■ REQUESTS
a - Answer these questions about the letters page on Nora Ephron:
(i) Which film does the summary of the article name Ephron as the director of?
(ii) According to the letter signed by Peggy, whom did a previous poster call a hack?
(iii) In which publication did the writer of the second letter first encounter Ephron's work?
b - Write the next part of the letters page on Nora Ephron, picking up after its final sentence.

■ PASSAGE TO READ

┌──

Letters to the Editor

Letters posted here are associated with the following article:
Crackling good writer and "Sleepless in Seattle" director Nora Ephron gets serious about sagging necks and wrinkles, transforming her family life into fiction, and why her movies aren't as stupid or schmaltzy as people say.
The letters thread is now closed.
  • What a Group...

    I personally have enjoyed Nora Ephron's writing for years -- never saw Sleepless, You've Got..., or Bewitched, so maybe that helps.

    One thing I've noticed lately, however, is the vitriole associated wtih the letters to the editors lately. It's as if people are saving all their hatred just for the chance at hurting, slandering, or just being plain ignorant about someone they'll never meet. I mean, what did the previous poster say, something about Bernstein being a HACK??? Are you kidding me?

    Seems to me that anytime anyone is honest on this website about, say, how much aging sucks or how they aren't entirely enamoured of being a parent 24/7, the righteous come seeping in from all directions, pointing out how wrong the writer is. Clearly a number of you have issues with RT's writing. Make a note of it, tape it to your monitor, and don't read her in the future.

    Peggy

  • Well I still Love Ephron's Writing and Enjoyed the Article

    When I first started as a journalist myself too many moons ago, I encountered Nora Ephron's Esquire work and geezus it made me laugh out loud. She still does.

└──

■ LISTING
┌──

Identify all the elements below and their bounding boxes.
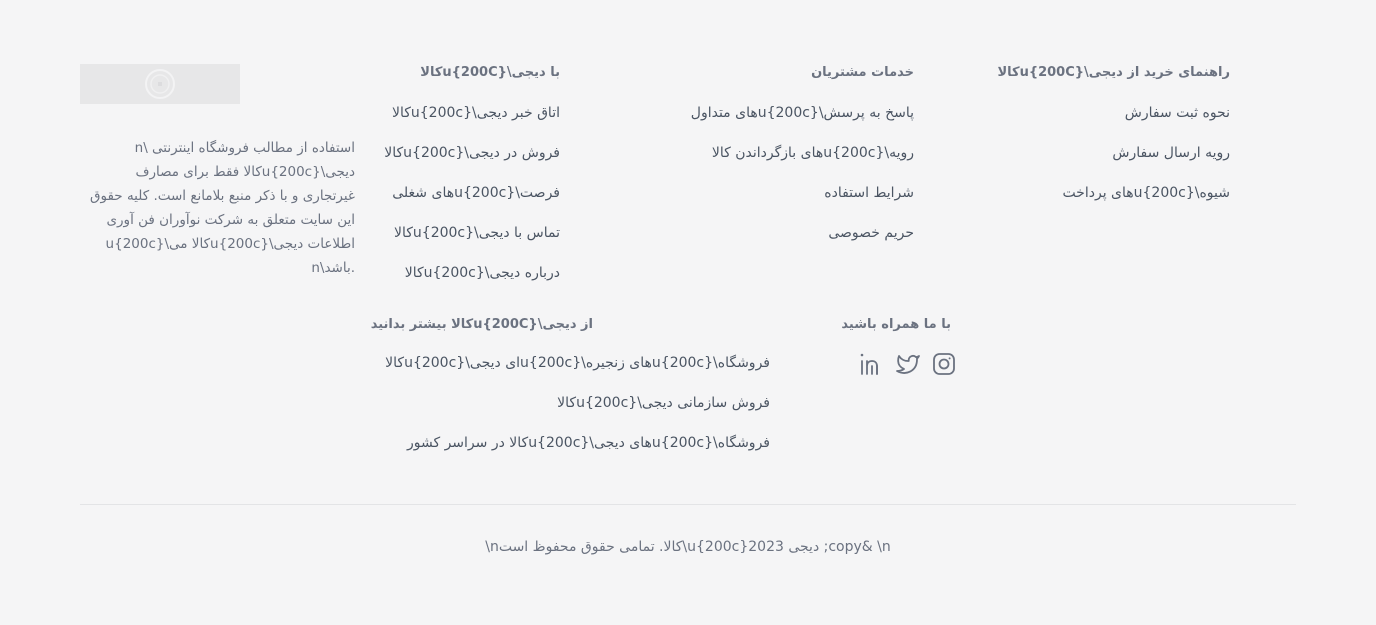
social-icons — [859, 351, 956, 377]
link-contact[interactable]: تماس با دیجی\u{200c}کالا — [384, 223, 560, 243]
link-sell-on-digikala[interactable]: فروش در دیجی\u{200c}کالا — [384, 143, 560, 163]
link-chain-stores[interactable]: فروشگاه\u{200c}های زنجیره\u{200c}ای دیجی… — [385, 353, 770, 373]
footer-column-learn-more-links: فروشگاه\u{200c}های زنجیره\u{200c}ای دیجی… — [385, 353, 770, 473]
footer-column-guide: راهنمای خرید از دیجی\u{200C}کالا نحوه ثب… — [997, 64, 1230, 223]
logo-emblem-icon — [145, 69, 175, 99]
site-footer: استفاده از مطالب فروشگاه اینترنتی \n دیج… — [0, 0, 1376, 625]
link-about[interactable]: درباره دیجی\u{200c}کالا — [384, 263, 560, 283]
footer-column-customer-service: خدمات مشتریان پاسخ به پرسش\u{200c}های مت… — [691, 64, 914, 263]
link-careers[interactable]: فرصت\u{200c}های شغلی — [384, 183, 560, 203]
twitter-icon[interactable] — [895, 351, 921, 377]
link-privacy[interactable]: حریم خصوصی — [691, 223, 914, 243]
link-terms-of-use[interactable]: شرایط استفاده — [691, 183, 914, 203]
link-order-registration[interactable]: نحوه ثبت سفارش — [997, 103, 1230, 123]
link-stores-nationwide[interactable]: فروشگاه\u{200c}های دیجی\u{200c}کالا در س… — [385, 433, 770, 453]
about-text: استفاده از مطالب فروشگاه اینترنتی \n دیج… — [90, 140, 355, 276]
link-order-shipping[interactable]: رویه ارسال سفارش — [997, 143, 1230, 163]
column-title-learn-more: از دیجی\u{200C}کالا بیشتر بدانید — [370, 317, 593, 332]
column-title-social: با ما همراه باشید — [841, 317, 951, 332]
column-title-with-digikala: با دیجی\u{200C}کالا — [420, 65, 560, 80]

└──

■ RESULTS FOR EACH TASK
a -
(i) "Sleepless in Seattle"
(ii) Bernstein
(iii) Esquire

b -
    I read her successive columns in major media, her collections and her novel thereafter. I still go back to them for a style fix now and then. Anyone who thinks Nora Ephron can't write wouldn't know good writing if an avalanche of it clunked them on the head in Tolstoy-sized chunks.

    It isn't just her jokes, which work like stand-up comedy, it's her masterful use of parallel structure, of description, of all the tools we all use.

    Movies are a collaborative medium even if the same person writes and directs them. So indeed, her films do not all hold up as well as her prose. But the best of them had the audiences I saw them with rolling in the ailes laughing or all teared up. Romantic comedies may be a guilty pleasure, but if you enjoy them, so what? It's not as if they're presented as high art.

    I don't have a clue as to how she treats her movie crews, but she's always treated me to a good time as a writer.

    I thought this was an excellent piece. Often, a good journalist's role is to give voice to the subject, not voice his or her own take on things. It really is not a journalist's job to attempt a serious work of criticism when doing an author interview. You sure understand reading this piece that not everyone cares for Ephron's work.

    And one of the wonderful aspects of a free press is that everyone can weigh in through letters this way.

    But I think a lot of you have lost a few things...a sense of humor, your minds...

    Allan

  • I'm with Peggy.

    Every other poster in this thread is a spitting cobra. I LOVE good old Salon. I also love the ancient interplay between readers and writers. I understand weathered women that struggle with the sagging of their necks and the social shifts such sagging induces. But I detest cyber-cobras that blindly spit into any old eye.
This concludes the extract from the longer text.